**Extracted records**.
===============
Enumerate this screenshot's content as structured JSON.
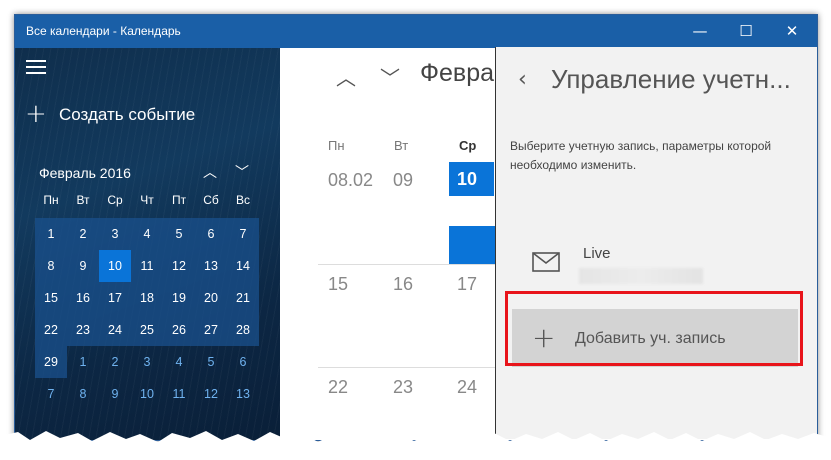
{
  "window": {
    "title": "Все календари - Календарь",
    "minimize": "—",
    "maximize": "☐",
    "close": "✕"
  },
  "sidebar": {
    "new_event": "Создать событие",
    "mini_month": "Февраль 2016",
    "weekdays": [
      "Пн",
      "Вт",
      "Ср",
      "Чт",
      "Пт",
      "Сб",
      "Вс"
    ],
    "weeks": [
      [
        "1",
        "2",
        "3",
        "4",
        "5",
        "6",
        "7"
      ],
      [
        "8",
        "9",
        "10",
        "11",
        "12",
        "13",
        "14"
      ],
      [
        "15",
        "16",
        "17",
        "18",
        "19",
        "20",
        "21"
      ],
      [
        "22",
        "23",
        "24",
        "25",
        "26",
        "27",
        "28"
      ],
      [
        "29",
        "1",
        "2",
        "3",
        "4",
        "5",
        "6"
      ],
      [
        "7",
        "8",
        "9",
        "10",
        "11",
        "12",
        "13"
      ]
    ],
    "today": "10"
  },
  "main": {
    "month": "Февра",
    "weekdays": [
      "Пн",
      "Вт",
      "Ср"
    ],
    "row1": [
      "08.02",
      "09",
      "10"
    ],
    "row2": [
      "15",
      "16",
      "17"
    ],
    "row3": [
      "22",
      "23",
      "24"
    ]
  },
  "panel": {
    "title": "Управление учетн...",
    "description": "Выберите учетную запись, параметры которой необходимо изменить.",
    "account_name": "Live",
    "add_account": "Добавить уч. запись"
  },
  "colors": {
    "accent": "#0a74d8",
    "titlebar": "#1a5fa7",
    "highlight": "#e8141a"
  },
  "icons": [
    "menu-icon",
    "plus-icon",
    "chevron-up-icon",
    "chevron-down-icon",
    "back-icon",
    "mail-icon",
    "minimize-icon",
    "maximize-icon",
    "close-icon"
  ]
}
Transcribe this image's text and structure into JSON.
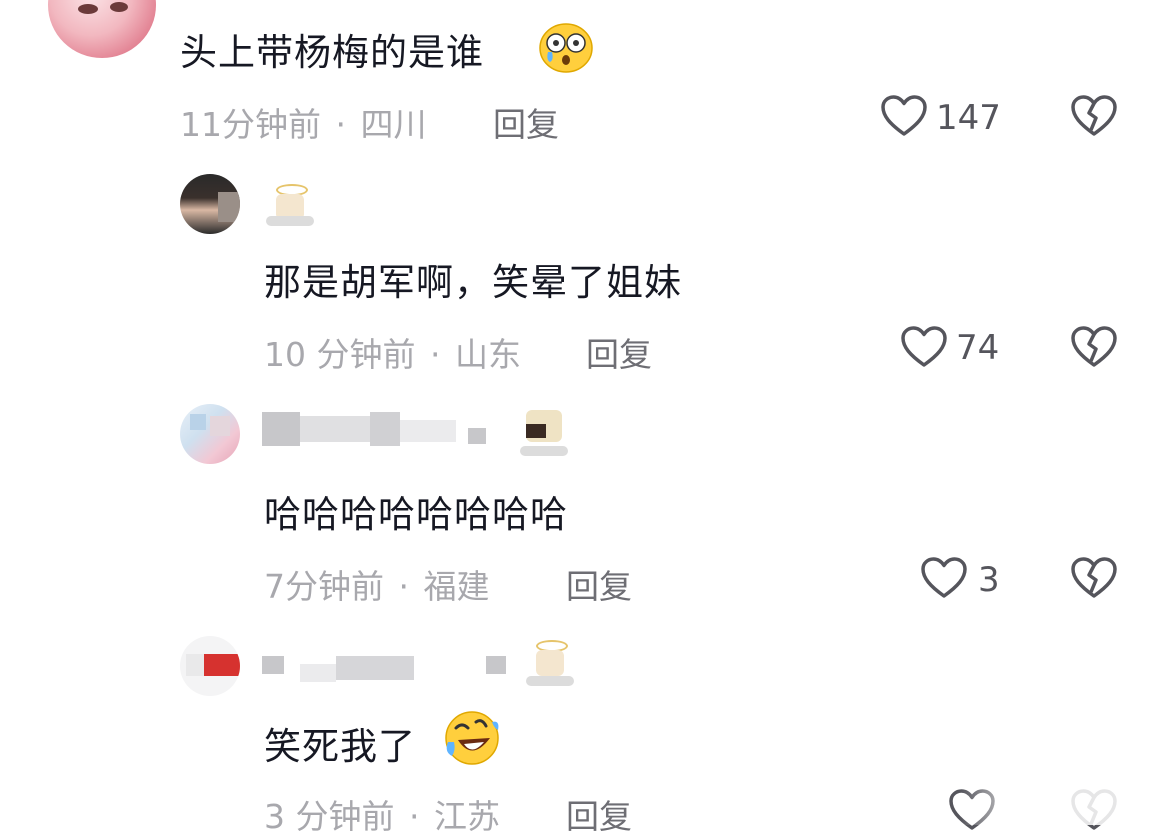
{
  "comments": [
    {
      "text": "头上带杨梅的是谁",
      "time": "11分钟前",
      "sep": "·",
      "location": "四川",
      "reply_label": "回复",
      "likes": "147",
      "emoji_icon": "scared-tear-emoji-icon"
    },
    {
      "text": "那是胡军啊，笑晕了姐妹",
      "time": "10 分钟前",
      "sep": "·",
      "location": "山东",
      "reply_label": "回复",
      "likes": "74"
    },
    {
      "text": "哈哈哈哈哈哈哈哈",
      "time": "7分钟前",
      "sep": "·",
      "location": "福建",
      "reply_label": "回复",
      "likes": "3"
    },
    {
      "text": "笑死我了",
      "time": "3 分钟前",
      "sep": "·",
      "location": "江苏",
      "reply_label": "回复",
      "likes": "",
      "emoji_icon": "rolling-laughing-emoji-icon"
    }
  ],
  "colors": {
    "text": "#161823",
    "meta": "#a8a8ad",
    "icon": "#55555c"
  }
}
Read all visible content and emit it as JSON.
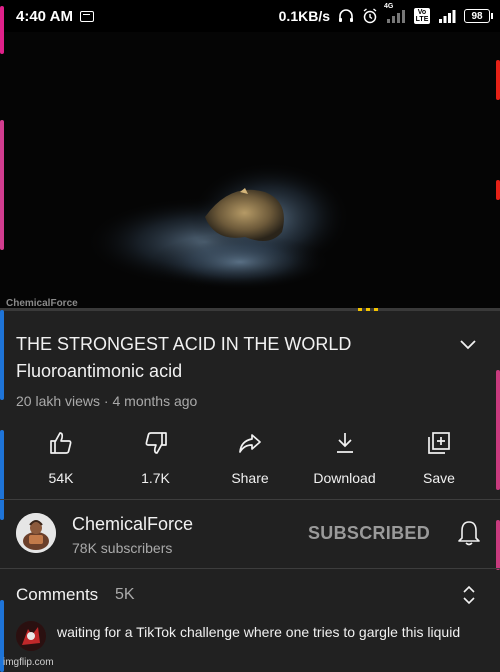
{
  "status_bar": {
    "time": "4:40 AM",
    "net_speed": "0.1KB/s",
    "network_label": "4G",
    "volte_label": "Vo LTE",
    "battery": "98"
  },
  "video": {
    "watermark": "ChemicalForce",
    "progress_fraction": 0.0
  },
  "title": {
    "main": "THE STRONGEST ACID IN THE WORLD",
    "sub": "Fluoroantimonic acid",
    "meta": "20 lakh views · 4 months ago"
  },
  "actions": [
    {
      "icon": "thumbs-up-icon",
      "label": "54K"
    },
    {
      "icon": "thumbs-down-icon",
      "label": "1.7K"
    },
    {
      "icon": "share-icon",
      "label": "Share"
    },
    {
      "icon": "download-icon",
      "label": "Download"
    },
    {
      "icon": "save-icon",
      "label": "Save"
    }
  ],
  "channel": {
    "name": "ChemicalForce",
    "subscribers": "78K subscribers",
    "subscribe_state": "SUBSCRIBED"
  },
  "comments": {
    "title": "Comments",
    "count": "5K",
    "top_comment": "waiting for a TikTok challenge where one tries to gargle this liquid"
  },
  "footer": {
    "site_watermark": "imgflip.com"
  },
  "colors": {
    "background": "#212121",
    "accent_red": "#e62117",
    "secondary_text": "#aaaaaa"
  }
}
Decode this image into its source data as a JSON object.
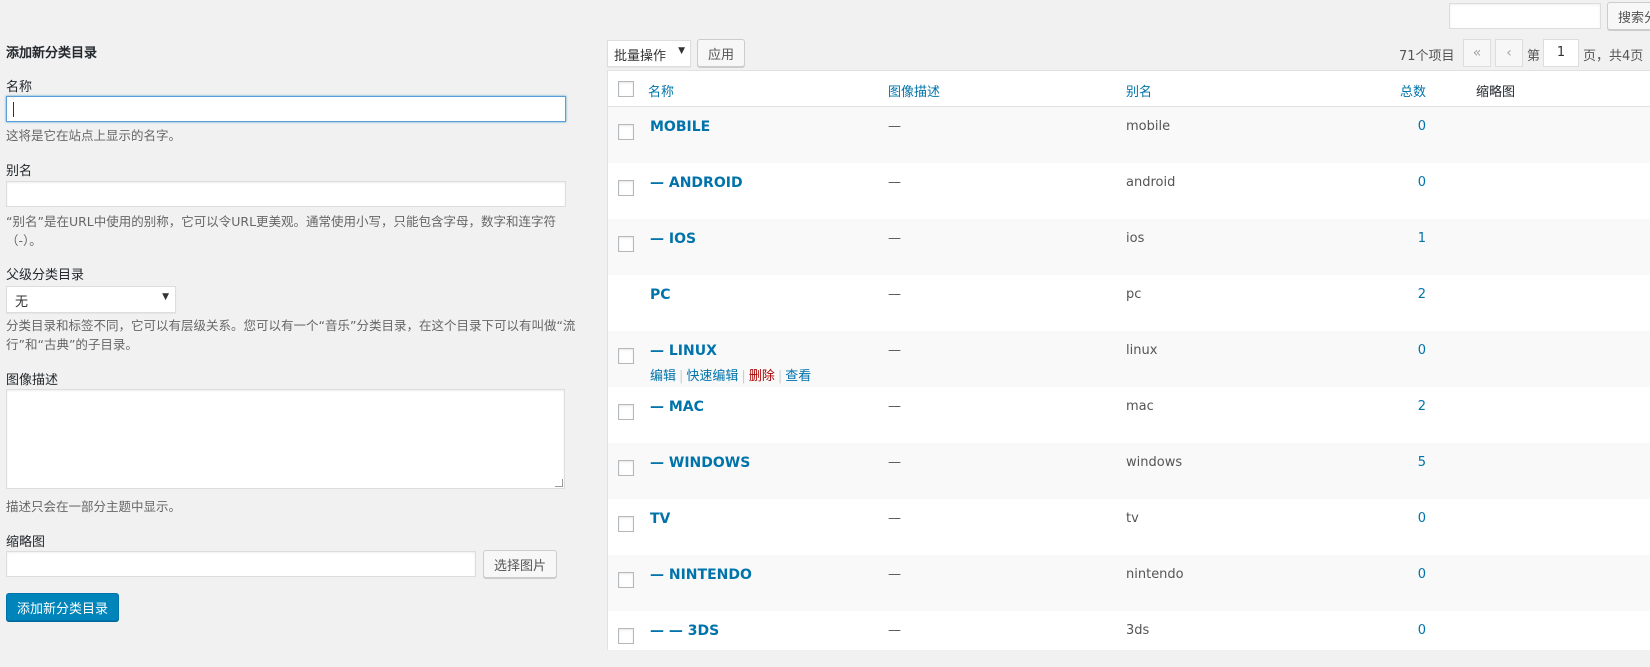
{
  "search": {
    "button_label": "搜索分"
  },
  "form": {
    "title": "添加新分类目录",
    "name_label": "名称",
    "name_desc": "这将是它在站点上显示的名字。",
    "slug_label": "别名",
    "slug_desc_line1": "“别名”是在URL中使用的别称，它可以令URL更美观。通常使用小写，只能包含字母，数字和连字符",
    "slug_desc_line2": "（-）。",
    "parent_label": "父级分类目录",
    "parent_value": "无",
    "parent_desc_line1": "分类目录和标签不同，它可以有层级关系。您可以有一个“音乐”分类目录，在这个目录下可以有叫做“流",
    "parent_desc_line2": "行”和“古典”的子目录。",
    "image_desc_label": "图像描述",
    "image_desc_help": "描述只会在一部分主题中显示。",
    "thumb_label": "缩略图",
    "choose_image_button": "选择图片",
    "submit_button": "添加新分类目录"
  },
  "toolbar": {
    "bulk_action": "批量操作",
    "apply_button": "应用",
    "item_count": "71个项目",
    "first_page": "«",
    "prev_page": "‹",
    "page_prefix": "第",
    "current_page": "1",
    "page_suffix": "页，共4页"
  },
  "table": {
    "columns": {
      "name": "名称",
      "image_desc": "图像描述",
      "slug": "别名",
      "count": "总数",
      "thumb": "缩略图"
    },
    "row_actions": {
      "edit": "编辑",
      "quick_edit": "快速编辑",
      "delete": "删除",
      "view": "查看"
    },
    "rows": [
      {
        "name": "MOBILE",
        "desc": "—",
        "slug": "mobile",
        "count": "0"
      },
      {
        "name": "— ANDROID",
        "desc": "—",
        "slug": "android",
        "count": "0"
      },
      {
        "name": "— IOS",
        "desc": "—",
        "slug": "ios",
        "count": "1"
      },
      {
        "name": "PC",
        "desc": "—",
        "slug": "pc",
        "count": "2"
      },
      {
        "name": "— LINUX",
        "desc": "—",
        "slug": "linux",
        "count": "0"
      },
      {
        "name": "— MAC",
        "desc": "—",
        "slug": "mac",
        "count": "2"
      },
      {
        "name": "— WINDOWS",
        "desc": "—",
        "slug": "windows",
        "count": "5"
      },
      {
        "name": "TV",
        "desc": "—",
        "slug": "tv",
        "count": "0"
      },
      {
        "name": "— NINTENDO",
        "desc": "—",
        "slug": "nintendo",
        "count": "0"
      },
      {
        "name": "— — 3DS",
        "desc": "—",
        "slug": "3ds",
        "count": "0"
      }
    ]
  },
  "colors": {
    "link": "#0073aa",
    "primary_button": "#0085ba",
    "delete": "#aa0000",
    "background": "#f1f1f1"
  }
}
===============
**OBJECTIVE**.
Identify the lines that hold the word "ChemicalForce". Copy every one of them.

**RIGHT ANSWER**.
    "watermark": "ChemicalForce",
    "name": "ChemicalForce",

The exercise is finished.